The request ::
Reproduce all of the data exactly, with no line skipped.

Stored data entries
*-*-*
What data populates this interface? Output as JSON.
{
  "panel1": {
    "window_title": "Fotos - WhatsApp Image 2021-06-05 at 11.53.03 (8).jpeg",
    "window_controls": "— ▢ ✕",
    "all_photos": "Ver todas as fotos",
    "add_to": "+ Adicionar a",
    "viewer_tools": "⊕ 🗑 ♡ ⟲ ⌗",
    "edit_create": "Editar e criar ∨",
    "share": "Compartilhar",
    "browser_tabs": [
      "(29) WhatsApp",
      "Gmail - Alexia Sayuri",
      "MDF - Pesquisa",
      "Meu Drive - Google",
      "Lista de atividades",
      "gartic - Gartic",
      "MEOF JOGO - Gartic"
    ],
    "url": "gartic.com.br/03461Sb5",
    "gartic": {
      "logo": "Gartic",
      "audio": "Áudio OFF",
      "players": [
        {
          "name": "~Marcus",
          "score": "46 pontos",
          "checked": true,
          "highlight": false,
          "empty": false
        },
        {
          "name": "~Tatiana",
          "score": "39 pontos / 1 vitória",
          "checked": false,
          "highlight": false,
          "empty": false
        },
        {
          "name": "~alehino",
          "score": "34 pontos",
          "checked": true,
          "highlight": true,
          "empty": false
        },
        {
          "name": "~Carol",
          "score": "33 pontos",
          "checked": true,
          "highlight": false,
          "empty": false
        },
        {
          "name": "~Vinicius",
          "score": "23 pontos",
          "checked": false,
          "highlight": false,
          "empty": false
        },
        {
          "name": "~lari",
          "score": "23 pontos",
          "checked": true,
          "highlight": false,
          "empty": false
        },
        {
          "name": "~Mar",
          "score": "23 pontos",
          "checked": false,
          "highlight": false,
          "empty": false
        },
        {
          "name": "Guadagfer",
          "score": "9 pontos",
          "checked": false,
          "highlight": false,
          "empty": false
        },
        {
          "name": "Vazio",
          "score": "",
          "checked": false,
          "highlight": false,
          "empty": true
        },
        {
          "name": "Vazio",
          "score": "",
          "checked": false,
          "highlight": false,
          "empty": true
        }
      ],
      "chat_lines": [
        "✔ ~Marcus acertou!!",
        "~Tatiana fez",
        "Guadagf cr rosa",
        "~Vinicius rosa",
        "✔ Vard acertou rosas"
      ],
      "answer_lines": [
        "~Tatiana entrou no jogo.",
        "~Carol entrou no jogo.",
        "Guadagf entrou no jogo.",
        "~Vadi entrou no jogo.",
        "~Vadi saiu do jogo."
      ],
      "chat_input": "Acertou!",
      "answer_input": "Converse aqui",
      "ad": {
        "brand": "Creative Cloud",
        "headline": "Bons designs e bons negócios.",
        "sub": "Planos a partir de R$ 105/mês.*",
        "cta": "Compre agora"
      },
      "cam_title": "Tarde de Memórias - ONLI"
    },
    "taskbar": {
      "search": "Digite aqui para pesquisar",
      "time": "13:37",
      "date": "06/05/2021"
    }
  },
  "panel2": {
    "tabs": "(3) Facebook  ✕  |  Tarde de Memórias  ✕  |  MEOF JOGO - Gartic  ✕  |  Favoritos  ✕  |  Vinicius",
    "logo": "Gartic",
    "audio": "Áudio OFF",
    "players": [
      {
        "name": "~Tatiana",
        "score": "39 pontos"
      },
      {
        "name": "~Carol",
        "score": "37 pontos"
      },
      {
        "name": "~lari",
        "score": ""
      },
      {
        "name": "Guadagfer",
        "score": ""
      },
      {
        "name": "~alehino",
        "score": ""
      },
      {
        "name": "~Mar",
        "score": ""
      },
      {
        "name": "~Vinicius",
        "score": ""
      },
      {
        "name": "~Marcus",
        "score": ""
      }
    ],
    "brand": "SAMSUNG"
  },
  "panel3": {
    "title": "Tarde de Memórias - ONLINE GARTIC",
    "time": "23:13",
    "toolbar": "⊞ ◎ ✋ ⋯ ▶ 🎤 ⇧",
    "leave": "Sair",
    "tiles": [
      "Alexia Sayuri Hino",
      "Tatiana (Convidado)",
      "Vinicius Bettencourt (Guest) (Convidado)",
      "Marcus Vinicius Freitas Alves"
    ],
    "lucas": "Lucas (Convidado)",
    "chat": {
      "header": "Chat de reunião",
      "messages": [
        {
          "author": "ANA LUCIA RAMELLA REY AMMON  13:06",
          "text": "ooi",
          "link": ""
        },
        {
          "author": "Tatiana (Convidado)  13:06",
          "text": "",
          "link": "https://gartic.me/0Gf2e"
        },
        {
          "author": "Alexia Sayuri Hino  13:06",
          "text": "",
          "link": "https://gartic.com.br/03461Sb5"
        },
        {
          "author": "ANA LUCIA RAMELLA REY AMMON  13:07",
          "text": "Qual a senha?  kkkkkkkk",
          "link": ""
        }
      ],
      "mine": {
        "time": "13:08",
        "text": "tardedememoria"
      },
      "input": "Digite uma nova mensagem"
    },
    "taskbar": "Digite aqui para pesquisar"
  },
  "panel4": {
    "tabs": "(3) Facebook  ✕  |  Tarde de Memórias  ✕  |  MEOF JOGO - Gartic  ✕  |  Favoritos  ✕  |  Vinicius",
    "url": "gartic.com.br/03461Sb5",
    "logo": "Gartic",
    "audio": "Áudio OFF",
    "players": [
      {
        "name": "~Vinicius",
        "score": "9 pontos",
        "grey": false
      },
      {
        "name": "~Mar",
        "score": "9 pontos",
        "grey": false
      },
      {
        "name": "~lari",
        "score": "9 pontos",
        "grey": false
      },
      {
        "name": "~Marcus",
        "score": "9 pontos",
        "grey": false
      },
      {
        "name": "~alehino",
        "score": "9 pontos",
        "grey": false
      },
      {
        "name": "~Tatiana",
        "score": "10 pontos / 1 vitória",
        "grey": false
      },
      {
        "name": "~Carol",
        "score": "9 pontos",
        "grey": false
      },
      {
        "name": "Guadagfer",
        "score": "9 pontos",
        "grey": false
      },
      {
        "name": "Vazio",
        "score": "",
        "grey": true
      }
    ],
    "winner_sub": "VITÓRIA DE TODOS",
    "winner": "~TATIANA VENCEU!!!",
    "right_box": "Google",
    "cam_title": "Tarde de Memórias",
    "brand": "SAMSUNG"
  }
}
*-*-*
Solution to this problem ::
What data populates this interface? Output as JSON.
{
  "panel1": {
    "window_title": "Fotos - WhatsApp Image 2021-06-05 at 11.53.03 (8).jpeg",
    "window_controls": "— ▢ ✕",
    "all_photos": "Ver todas as fotos",
    "add_to": "+ Adicionar a",
    "viewer_tools": "⊕ 🗑 ♡ ⟲ ⌗",
    "edit_create": "Editar e criar ∨",
    "share": "Compartilhar",
    "browser_tabs": [
      "(29) WhatsApp",
      "Gmail - Alexia Sayuri",
      "MDF - Pesquisa",
      "Meu Drive - Google",
      "Lista de atividades",
      "gartic - Gartic",
      "MEOF JOGO - Gartic"
    ],
    "url": "gartic.com.br/03461Sb5",
    "gartic": {
      "logo": "Gartic",
      "audio": "Áudio OFF",
      "players": [
        {
          "name": "~Marcus",
          "score": "46 pontos",
          "checked": true,
          "highlight": false,
          "empty": false
        },
        {
          "name": "~Tatiana",
          "score": "39 pontos / 1 vitória",
          "checked": false,
          "highlight": false,
          "empty": false
        },
        {
          "name": "~alehino",
          "score": "34 pontos",
          "checked": true,
          "highlight": true,
          "empty": false
        },
        {
          "name": "~Carol",
          "score": "33 pontos",
          "checked": true,
          "highlight": false,
          "empty": false
        },
        {
          "name": "~Vinicius",
          "score": "23 pontos",
          "checked": false,
          "highlight": false,
          "empty": false
        },
        {
          "name": "~lari",
          "score": "23 pontos",
          "checked": true,
          "highlight": false,
          "empty": false
        },
        {
          "name": "~Mar",
          "score": "23 pontos",
          "checked": false,
          "highlight": false,
          "empty": false
        },
        {
          "name": "Guadagfer",
          "score": "9 pontos",
          "checked": false,
          "highlight": false,
          "empty": false
        },
        {
          "name": "Vazio",
          "score": "",
          "checked": false,
          "highlight": false,
          "empty": true
        },
        {
          "name": "Vazio",
          "score": "",
          "checked": false,
          "highlight": false,
          "empty": true
        }
      ],
      "chat_lines": [
        "✔ ~Marcus acertou!!",
        "~Tatiana fez",
        "Guadagf cr rosa",
        "~Vinicius rosa",
        "✔ Vard acertou rosas"
      ],
      "answer_lines": [
        "~Tatiana entrou no jogo.",
        "~Carol entrou no jogo.",
        "Guadagf entrou no jogo.",
        "~Vadi entrou no jogo.",
        "~Vadi saiu do jogo."
      ],
      "chat_input": "Acertou!",
      "answer_input": "Converse aqui",
      "ad": {
        "brand": "Creative Cloud",
        "headline": "Bons designs e bons negócios.",
        "sub": "Planos a partir de R$ 105/mês.*",
        "cta": "Compre agora"
      },
      "cam_title": "Tarde de Memórias - ONLI"
    },
    "taskbar": {
      "search": "Digite aqui para pesquisar",
      "time": "13:37",
      "date": "06/05/2021"
    }
  },
  "panel2": {
    "tabs": "(3) Facebook  ✕  |  Tarde de Memórias  ✕  |  MEOF JOGO - Gartic  ✕  |  Favoritos  ✕  |  Vinicius",
    "logo": "Gartic",
    "audio": "Áudio OFF",
    "players": [
      {
        "name": "~Tatiana",
        "score": "39 pontos"
      },
      {
        "name": "~Carol",
        "score": "37 pontos"
      },
      {
        "name": "~lari",
        "score": ""
      },
      {
        "name": "Guadagfer",
        "score": ""
      },
      {
        "name": "~alehino",
        "score": ""
      },
      {
        "name": "~Mar",
        "score": ""
      },
      {
        "name": "~Vinicius",
        "score": ""
      },
      {
        "name": "~Marcus",
        "score": ""
      }
    ],
    "brand": "SAMSUNG"
  },
  "panel3": {
    "title": "Tarde de Memórias - ONLINE GARTIC",
    "time": "23:13",
    "toolbar": "⊞ ◎ ✋ ⋯ ▶ 🎤 ⇧",
    "leave": "Sair",
    "tiles": [
      "Alexia Sayuri Hino",
      "Tatiana (Convidado)",
      "Vinicius Bettencourt (Guest) (Convidado)",
      "Marcus Vinicius Freitas Alves"
    ],
    "lucas": "Lucas (Convidado)",
    "chat": {
      "header": "Chat de reunião",
      "messages": [
        {
          "author": "ANA LUCIA RAMELLA REY AMMON  13:06",
          "text": "ooi",
          "link": ""
        },
        {
          "author": "Tatiana (Convidado)  13:06",
          "text": "",
          "link": "https://gartic.me/0Gf2e"
        },
        {
          "author": "Alexia Sayuri Hino  13:06",
          "text": "",
          "link": "https://gartic.com.br/03461Sb5"
        },
        {
          "author": "ANA LUCIA RAMELLA REY AMMON  13:07",
          "text": "Qual a senha?  kkkkkkkk",
          "link": ""
        }
      ],
      "mine": {
        "time": "13:08",
        "text": "tardedememoria"
      },
      "input": "Digite uma nova mensagem"
    },
    "taskbar": "Digite aqui para pesquisar"
  },
  "panel4": {
    "tabs": "(3) Facebook  ✕  |  Tarde de Memórias  ✕  |  MEOF JOGO - Gartic  ✕  |  Favoritos  ✕  |  Vinicius",
    "url": "gartic.com.br/03461Sb5",
    "logo": "Gartic",
    "audio": "Áudio OFF",
    "players": [
      {
        "name": "~Vinicius",
        "score": "9 pontos",
        "grey": false
      },
      {
        "name": "~Mar",
        "score": "9 pontos",
        "grey": false
      },
      {
        "name": "~lari",
        "score": "9 pontos",
        "grey": false
      },
      {
        "name": "~Marcus",
        "score": "9 pontos",
        "grey": false
      },
      {
        "name": "~alehino",
        "score": "9 pontos",
        "grey": false
      },
      {
        "name": "~Tatiana",
        "score": "10 pontos / 1 vitória",
        "grey": false
      },
      {
        "name": "~Carol",
        "score": "9 pontos",
        "grey": false
      },
      {
        "name": "Guadagfer",
        "score": "9 pontos",
        "grey": false
      },
      {
        "name": "Vazio",
        "score": "",
        "grey": true
      }
    ],
    "winner_sub": "VITÓRIA DE TODOS",
    "winner": "~TATIANA VENCEU!!!",
    "right_box": "Google",
    "cam_title": "Tarde de Memórias",
    "brand": "SAMSUNG"
  }
}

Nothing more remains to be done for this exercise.